Teknologi Makin Berkembang, UU LLAJ Ketinggalan Zaman

Jumat, 21 Agustus 2020 – 13:08 WIB
Syarif Abdullah Alkadrie. Foto: Ricardo/JPNN.com

jpnn.com, JAKARTA - Wakil Ketua Komisi V DPR Syarif Abdullah Alkadrie mendorong Rancangan Undang-Undang (RUU) Lalu Lintas dan Angkutan Jalan (LLAJ) segera dibahas di tingkat Badan Legislasi (Baleg).

Politikus yang memimpin Komisi Perhubungan DPR itu beralasan, perkembangan zaman terus menuntut penyesuaian regulasi mengenai moda transportasi dan infrastrukturnya. Selain itu, wacana tentang revisi UU LLAJ telah bergulir sejak lama dan sudah ada naskah akademisnya.

════════════════

TUJUAN TUGAS —
Tolong lanjutkan berita tentang revisi UU LLAJ di atas, mulai tepat setelah kalimat terakhirnya.

DATA YANG DISEDIAKAN —

════════════════

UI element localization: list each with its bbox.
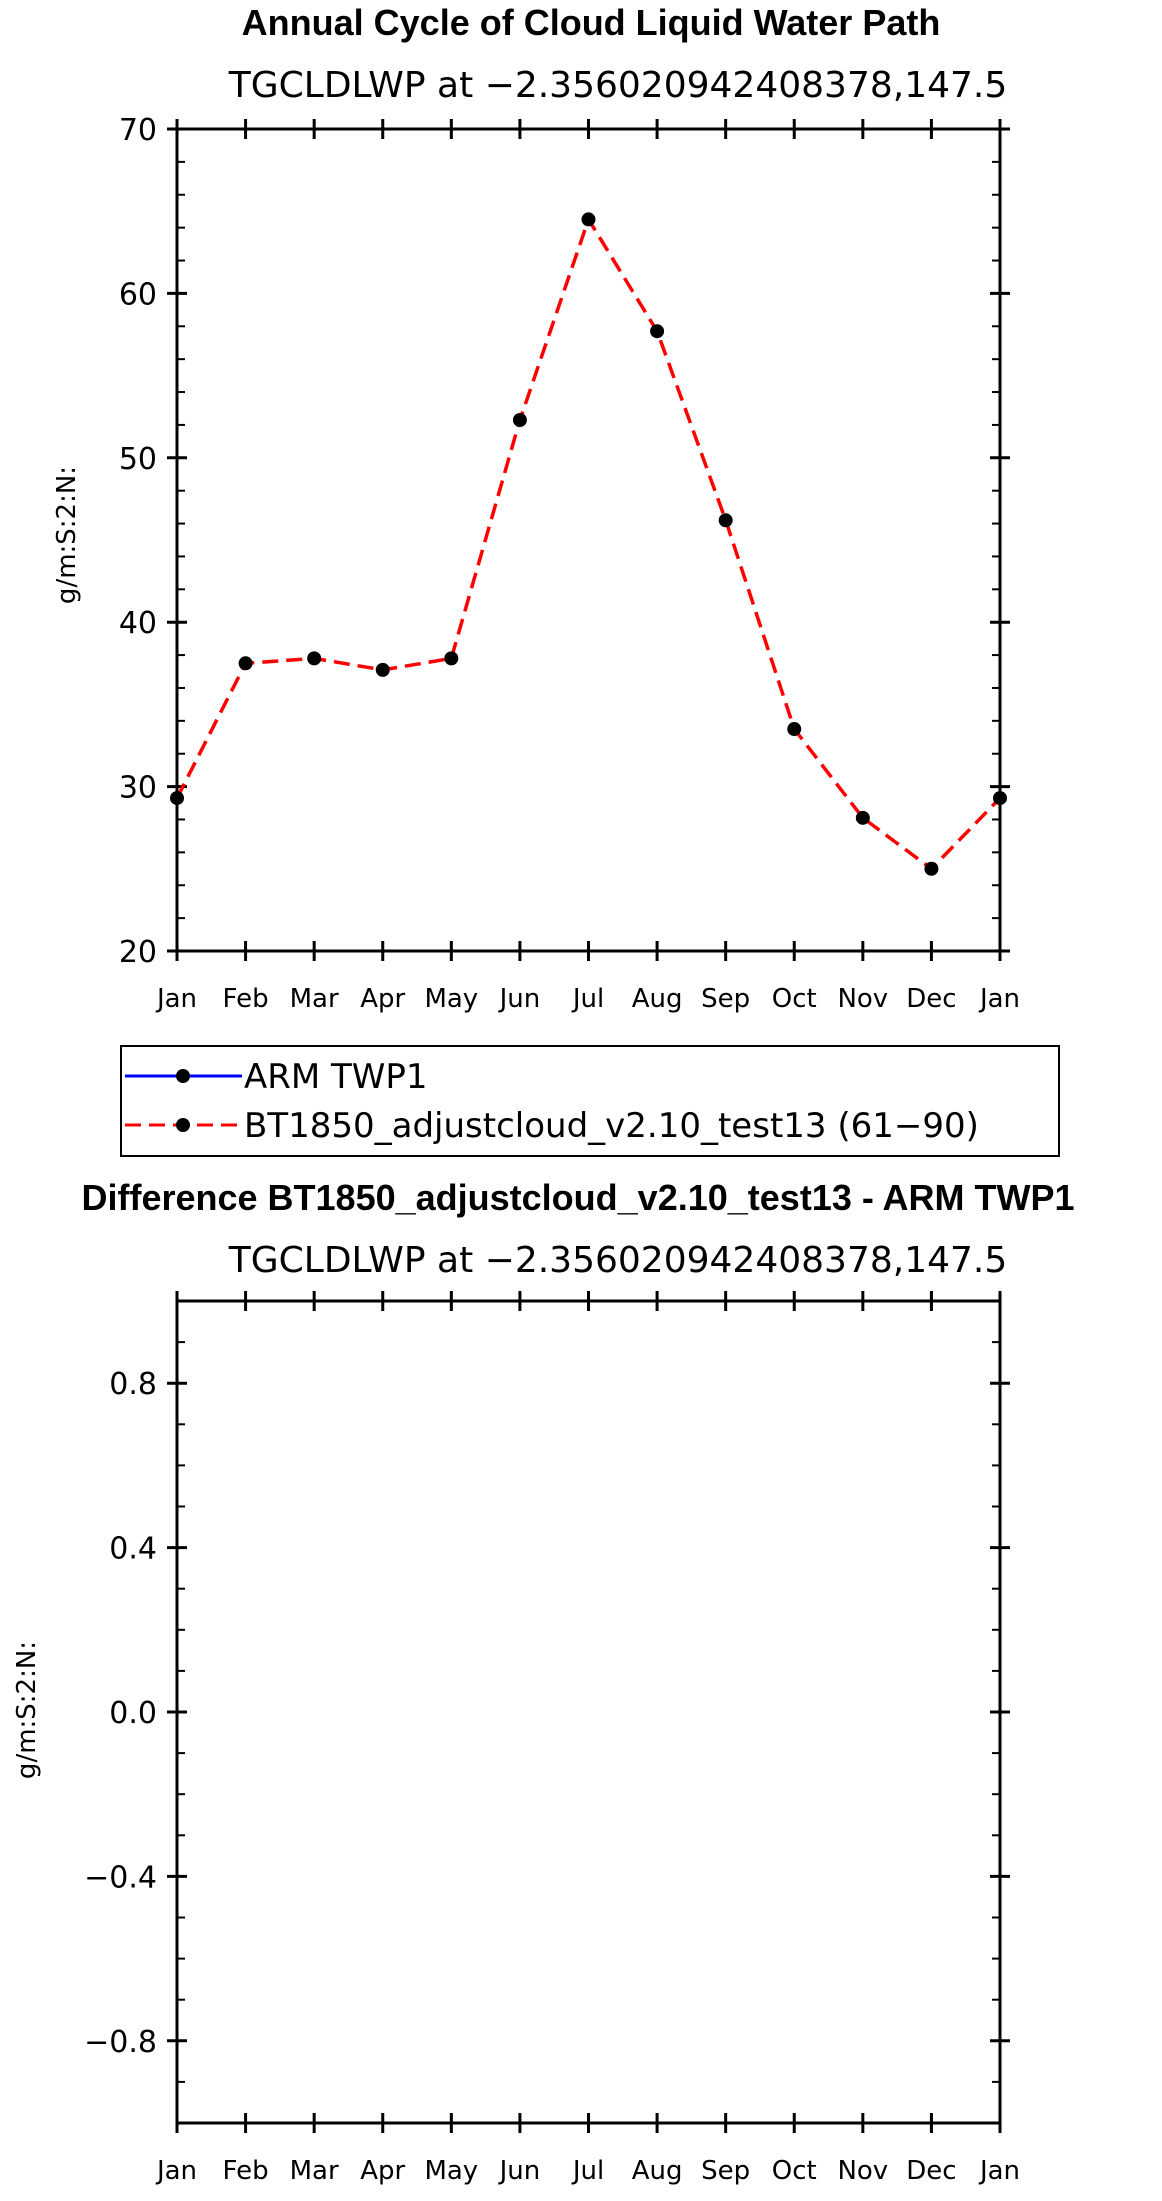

════════════════

JAWABAN LATIHAN —
BACA JUGA: Angkutan Online Desak Revisi UU LLAJ, Ini Kata Pakar

"Saya kira sudah saatnya RUU LLAJ masuk ke pembahasan di Baleg. Segala sesuatunya sudah terpenuhi, apalagi wacana revisi sudah dari periode kemarin dilakukan. Akan banyak mudaratnya kalau hal ini ditunda terus menerus," kata Syarif kepada wartawan, Kamis (20/8).

Legislator Partai NasDem itu menambahkan, bila tidak pembahasan mengenai revisi RUU tersebut tidak menunjukkan progres, hal-hal terkait LLAJ akan selalu tertinggal. Selain itu, Syarif juga mengkhawatirkan berbagai efek negatif jika UU LLAJ tidak disesuaikan dengan tuntutan zaman.

BACA JUGA: Berikan Kepastian Hukum Bagi Go-jek Lewat Revisi UU LLAJ

Legislator Dapil I Kalimantan Barat ini manambahkan, kebutuhan revisi RUU LLAJ tidak hanya bentuk dari penyesuaian terhadap zaman yang berubah. Menurutnya, revisi itu juga merupakan upaya menunaikan amanat konstitusi, yakni mewujudkan keadilan sosial bagi seluruh rakyat Indonesia.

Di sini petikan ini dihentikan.